EXTRACT PROVIDED:
################
CQ development patterns – Sling ResourceResolver and JCR sessions

When you work with CQ, you will find Resources and (to a lesser extent) Nodes everywhere. Many services work on the JCR repository and use the basic JCR API with its nodes and properties abstraction. Others work with Sling Resources and high level objects like Pages and DAM assets.

So, unless you are restricted to the presentation layer and component implementations, you should know the basics how to deal with JCR sessions and Sling ResourceResolver. Because that’s the basic tooling you should be able to handle. And it isn’t that hard to work with, in “Sling vs JCR” I already described how you can access data stored in the repo and work it, both on JCR and sling level.

Some words to the Sling resource resolver: Although the notion of Sling resources goes beyond the scope of a JCR repository, we have in many CQ projects a 1:1 match between a Sling resource and a JCR node. Just simple because the JcrResourceProvider is the one mounted to the root of your Sling resource tree. And in that case, whenever you open a ResourceResolver, it’s a 100% chance that you will open a JCR session as well, behind the scenes. And for the same reason you should call “close()” on every resolver resolver if you don’t need it anymore: Internally the corresponding session is logged out then.For this reasons many patterns we have for JCR sessions can also be applied to Sling ResourceResolvers.

So today I want to present some patterns or best-practices how you should work with Sling resource resolvers and JCR sessions.

1st rule: Session leaks = memory leaks
Whenever you open a JCR session, there is a reference to the JCR repository object; this link prevents the session object from being garbage collected even if you drop all references to that session object. Every session will consume a little bit of memory unless the logout() method is called explicitly. If you omit this call and create lots of sessions, you risk an out-of-memory exception by your JVM, which terminates the CQ instance. A single leaked session isn’t a problem, but if you have hundreds or thousands of leaked sessions, it might turn into a problem. Gladly you will find lot’s of warnings in CQ’s error.log, so it isn’t that hard to spot them.

A simple pattern to avoid such a situation is to limit to scope of a JCR session to the scope of a java method or OSGI service/component. At the beginning create the session and the end terminate it.

In a method scope this could like this:

@Reference
SlingRepository repo;

private void doSomething() {
  Session session = null;
  try {
    session = repo.loginAdministrative();
    ...
  } catch (RepositoryException e) {
    // log the exception
  } finally {
    if (session != null && session.isLive() {
      session.logout();
    }
  }
}

This pattern will always cleanup the session and is therefor guaranteed not leak any memory due to sessions.

In many cases you need a single session during the lifetime of a service or component. If you have that requirement, you can use this pattern:

@Component(…)
public class UsesSession {

  @Reference
  SlingRepository repo;

  Session session;

  @Activate
  protected void activate() {
    session = null;
    try {
      session = repo.loginAdministrative();
      …
    } catch (RepositoryException e) {
      // log the exception
    }
  }

  @Deactivate
  protected void deactivate() {
    if (session != null && session.isLive()) {
      session.logout();
    }
  }

}

This approach makes sure, that after the stop of the component the session is closed, and no session leaks occurs.
################
THE DATA:
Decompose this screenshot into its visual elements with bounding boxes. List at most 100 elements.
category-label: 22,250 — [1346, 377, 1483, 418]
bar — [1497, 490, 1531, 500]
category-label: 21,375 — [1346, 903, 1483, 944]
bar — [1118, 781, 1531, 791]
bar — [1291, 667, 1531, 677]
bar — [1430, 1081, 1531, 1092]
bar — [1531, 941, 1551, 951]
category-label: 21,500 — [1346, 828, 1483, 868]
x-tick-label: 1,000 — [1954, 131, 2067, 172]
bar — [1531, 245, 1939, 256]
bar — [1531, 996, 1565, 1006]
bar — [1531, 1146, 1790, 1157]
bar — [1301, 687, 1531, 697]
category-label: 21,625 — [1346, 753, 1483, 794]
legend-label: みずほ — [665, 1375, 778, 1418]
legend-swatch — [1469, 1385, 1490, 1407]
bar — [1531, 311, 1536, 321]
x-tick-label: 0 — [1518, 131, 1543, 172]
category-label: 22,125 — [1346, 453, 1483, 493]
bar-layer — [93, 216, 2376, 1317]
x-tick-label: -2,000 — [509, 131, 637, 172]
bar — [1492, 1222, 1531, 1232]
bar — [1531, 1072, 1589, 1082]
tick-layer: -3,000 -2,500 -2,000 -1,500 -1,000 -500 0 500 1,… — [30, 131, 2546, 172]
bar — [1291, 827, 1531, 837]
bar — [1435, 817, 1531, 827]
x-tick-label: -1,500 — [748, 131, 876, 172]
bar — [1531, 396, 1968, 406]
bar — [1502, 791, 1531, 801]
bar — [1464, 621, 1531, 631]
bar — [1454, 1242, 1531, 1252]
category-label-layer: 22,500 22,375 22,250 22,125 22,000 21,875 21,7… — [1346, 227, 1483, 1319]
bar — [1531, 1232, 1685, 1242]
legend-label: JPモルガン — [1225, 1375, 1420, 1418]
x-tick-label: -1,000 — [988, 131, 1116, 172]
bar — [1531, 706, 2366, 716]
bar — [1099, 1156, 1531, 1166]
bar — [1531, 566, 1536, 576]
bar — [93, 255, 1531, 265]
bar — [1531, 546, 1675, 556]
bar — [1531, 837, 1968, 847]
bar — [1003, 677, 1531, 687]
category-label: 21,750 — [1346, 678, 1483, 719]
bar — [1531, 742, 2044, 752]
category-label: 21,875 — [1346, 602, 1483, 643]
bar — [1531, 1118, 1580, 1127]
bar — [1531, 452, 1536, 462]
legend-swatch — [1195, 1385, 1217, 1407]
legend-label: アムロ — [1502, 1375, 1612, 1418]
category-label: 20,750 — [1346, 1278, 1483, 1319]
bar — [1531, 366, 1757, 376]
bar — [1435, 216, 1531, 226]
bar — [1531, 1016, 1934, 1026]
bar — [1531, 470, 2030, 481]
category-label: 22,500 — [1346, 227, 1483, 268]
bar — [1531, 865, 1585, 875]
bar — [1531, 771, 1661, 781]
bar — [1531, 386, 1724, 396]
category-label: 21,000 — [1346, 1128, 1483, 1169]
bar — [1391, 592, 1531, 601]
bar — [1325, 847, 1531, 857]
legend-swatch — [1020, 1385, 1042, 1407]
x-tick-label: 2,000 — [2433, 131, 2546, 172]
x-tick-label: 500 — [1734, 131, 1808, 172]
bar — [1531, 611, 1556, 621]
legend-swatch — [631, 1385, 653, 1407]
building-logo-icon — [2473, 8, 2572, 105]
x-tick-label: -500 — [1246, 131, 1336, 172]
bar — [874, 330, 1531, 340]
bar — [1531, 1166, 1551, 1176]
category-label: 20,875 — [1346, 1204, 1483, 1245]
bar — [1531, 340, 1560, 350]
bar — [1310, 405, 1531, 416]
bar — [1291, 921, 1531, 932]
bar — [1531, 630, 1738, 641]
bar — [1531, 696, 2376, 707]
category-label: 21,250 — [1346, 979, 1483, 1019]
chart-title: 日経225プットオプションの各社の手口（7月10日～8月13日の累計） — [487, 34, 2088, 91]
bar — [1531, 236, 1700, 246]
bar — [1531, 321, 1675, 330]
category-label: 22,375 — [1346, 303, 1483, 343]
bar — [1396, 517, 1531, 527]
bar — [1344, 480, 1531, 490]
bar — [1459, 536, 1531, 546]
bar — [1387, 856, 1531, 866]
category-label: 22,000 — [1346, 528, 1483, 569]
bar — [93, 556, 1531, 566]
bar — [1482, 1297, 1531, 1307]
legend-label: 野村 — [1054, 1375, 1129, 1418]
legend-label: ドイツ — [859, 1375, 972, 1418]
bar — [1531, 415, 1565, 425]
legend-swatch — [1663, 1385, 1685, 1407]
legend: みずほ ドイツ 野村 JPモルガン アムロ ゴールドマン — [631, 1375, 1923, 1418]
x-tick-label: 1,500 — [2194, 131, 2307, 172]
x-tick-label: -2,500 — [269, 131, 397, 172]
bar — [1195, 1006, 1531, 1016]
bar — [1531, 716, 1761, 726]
################
PROBLEM A:
Answer these questions from the post on Sling ResourceResolver and JCR sessions:
(i) Which resource provider is mounted to the root of the Sling resource tree in many CQ projects?
(ii) What happens when many sessions are created and logout() is never called on them?
(iii) In the component-lifetime pattern, which method logs out the session?
PROBLEM B: Retype the post on Sling ResourceResolver and JCR sessions from "1st rule: Session" to "end terminate it.".
PROBLEM C: List each distinct Java annotation, a name beginning with @, that appears in the code of the post on Sling ResourceResolver and JCR sessions.

TASK RESPONSE A:
(i) The JcrResourceProvider.
(ii) The JVM risks an out-of-memory exception, which terminates the CQ instance.
(iii) The deactivate() method, annotated with @Deactivate.

TASK RESPONSE B:
1st rule: Session leaks = memory leaks
Whenever you open a JCR session, there is a reference to the JCR repository object; this link prevents the session object from being garbage collected even if you drop all references to that session object. Every session will consume a little bit of memory unless the logout() method is called explicitly. If you omit this call and create lots of sessions, you risk an out-of-memory exception by your JVM, which terminates the CQ instance. A single leaked session isn’t a problem, but if you have hundreds or thousands of leaked sessions, it might turn into a problem. Gladly you will find lot’s of warnings in CQ’s error.log, so it isn’t that hard to spot them.

A simple pattern to avoid such a situation is to limit to scope of a JCR session to the scope of a java method or OSGI service/component. At the beginning create the session and the end terminate it.

TASK RESPONSE C:
@Reference
@Component
@Activate
@Deactivate